= TASK DETAILS =
Pull out every line below containing the word "minutes".

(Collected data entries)
---------------

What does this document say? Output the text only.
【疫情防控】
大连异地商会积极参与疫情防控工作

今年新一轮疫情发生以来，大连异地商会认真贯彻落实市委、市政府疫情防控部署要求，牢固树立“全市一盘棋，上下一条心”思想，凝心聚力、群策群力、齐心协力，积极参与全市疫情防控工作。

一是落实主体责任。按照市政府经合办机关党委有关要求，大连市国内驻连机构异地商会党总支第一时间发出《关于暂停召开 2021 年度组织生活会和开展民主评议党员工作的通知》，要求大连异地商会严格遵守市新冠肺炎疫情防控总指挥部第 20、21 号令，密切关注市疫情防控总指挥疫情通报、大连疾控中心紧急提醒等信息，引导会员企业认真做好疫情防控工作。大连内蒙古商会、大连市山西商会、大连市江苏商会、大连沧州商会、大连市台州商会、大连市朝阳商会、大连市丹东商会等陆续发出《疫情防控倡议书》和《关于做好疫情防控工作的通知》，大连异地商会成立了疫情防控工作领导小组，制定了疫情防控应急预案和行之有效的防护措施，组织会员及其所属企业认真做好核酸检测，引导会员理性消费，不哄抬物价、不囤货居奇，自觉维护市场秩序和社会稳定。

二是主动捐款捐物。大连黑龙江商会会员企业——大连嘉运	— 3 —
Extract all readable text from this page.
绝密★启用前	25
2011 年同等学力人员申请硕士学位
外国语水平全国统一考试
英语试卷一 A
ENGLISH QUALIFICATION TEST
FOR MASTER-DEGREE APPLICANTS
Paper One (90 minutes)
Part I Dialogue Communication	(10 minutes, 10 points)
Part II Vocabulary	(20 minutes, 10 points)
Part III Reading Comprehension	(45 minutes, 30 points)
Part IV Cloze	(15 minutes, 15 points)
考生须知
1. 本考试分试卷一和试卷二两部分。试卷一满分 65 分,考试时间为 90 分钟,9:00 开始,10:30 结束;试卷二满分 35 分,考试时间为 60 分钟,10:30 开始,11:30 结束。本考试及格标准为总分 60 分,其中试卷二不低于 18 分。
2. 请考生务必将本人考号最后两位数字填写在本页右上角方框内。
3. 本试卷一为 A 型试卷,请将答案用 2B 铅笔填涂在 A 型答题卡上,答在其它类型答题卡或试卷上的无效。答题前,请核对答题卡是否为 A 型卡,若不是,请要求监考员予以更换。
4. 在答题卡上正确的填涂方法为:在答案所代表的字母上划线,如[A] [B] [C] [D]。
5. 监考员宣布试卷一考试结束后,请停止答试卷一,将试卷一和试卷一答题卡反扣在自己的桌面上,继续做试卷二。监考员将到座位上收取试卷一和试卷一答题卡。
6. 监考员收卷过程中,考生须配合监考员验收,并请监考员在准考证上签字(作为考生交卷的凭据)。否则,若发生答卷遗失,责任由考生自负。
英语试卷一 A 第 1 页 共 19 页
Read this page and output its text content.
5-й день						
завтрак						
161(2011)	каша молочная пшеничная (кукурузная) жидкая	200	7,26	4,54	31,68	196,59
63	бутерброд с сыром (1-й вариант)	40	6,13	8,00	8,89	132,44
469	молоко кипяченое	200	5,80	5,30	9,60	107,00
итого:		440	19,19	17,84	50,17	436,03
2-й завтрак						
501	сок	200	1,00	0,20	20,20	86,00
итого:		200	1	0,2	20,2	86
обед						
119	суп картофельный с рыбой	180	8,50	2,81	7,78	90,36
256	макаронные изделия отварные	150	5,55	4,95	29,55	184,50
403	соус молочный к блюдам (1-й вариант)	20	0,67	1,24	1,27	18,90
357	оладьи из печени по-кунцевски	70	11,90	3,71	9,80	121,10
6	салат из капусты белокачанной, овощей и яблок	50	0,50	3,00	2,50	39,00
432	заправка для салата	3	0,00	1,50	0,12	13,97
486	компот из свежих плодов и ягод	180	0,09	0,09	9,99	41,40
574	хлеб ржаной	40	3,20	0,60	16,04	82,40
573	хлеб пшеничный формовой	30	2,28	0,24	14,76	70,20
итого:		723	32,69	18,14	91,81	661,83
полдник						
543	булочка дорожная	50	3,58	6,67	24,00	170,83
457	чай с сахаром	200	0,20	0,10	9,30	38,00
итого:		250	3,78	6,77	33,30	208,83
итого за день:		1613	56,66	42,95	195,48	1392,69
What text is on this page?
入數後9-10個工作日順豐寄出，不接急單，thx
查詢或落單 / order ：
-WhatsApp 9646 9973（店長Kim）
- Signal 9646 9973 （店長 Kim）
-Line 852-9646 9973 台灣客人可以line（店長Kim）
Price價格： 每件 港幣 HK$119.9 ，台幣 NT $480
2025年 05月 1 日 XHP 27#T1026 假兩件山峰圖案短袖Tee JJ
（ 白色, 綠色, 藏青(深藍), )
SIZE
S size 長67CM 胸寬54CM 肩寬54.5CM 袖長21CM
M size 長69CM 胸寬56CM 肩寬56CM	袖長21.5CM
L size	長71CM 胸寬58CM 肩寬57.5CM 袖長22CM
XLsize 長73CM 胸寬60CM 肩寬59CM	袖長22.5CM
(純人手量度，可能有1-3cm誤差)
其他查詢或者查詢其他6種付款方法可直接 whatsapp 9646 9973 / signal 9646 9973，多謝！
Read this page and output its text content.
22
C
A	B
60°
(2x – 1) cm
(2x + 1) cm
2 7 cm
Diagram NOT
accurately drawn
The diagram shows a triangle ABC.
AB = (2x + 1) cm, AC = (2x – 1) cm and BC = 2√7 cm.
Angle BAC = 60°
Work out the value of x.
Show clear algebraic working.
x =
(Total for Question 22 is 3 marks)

---------------

= RESPONSE TO THE EXERCISE =
Paper One (90 minutes)
Part I Dialogue Communication	(10 minutes, 10 points)
Part II Vocabulary	(20 minutes, 10 points)
Part III Reading Comprehension	(45 minutes, 30 points)
Part IV Cloze	(15 minutes, 15 points)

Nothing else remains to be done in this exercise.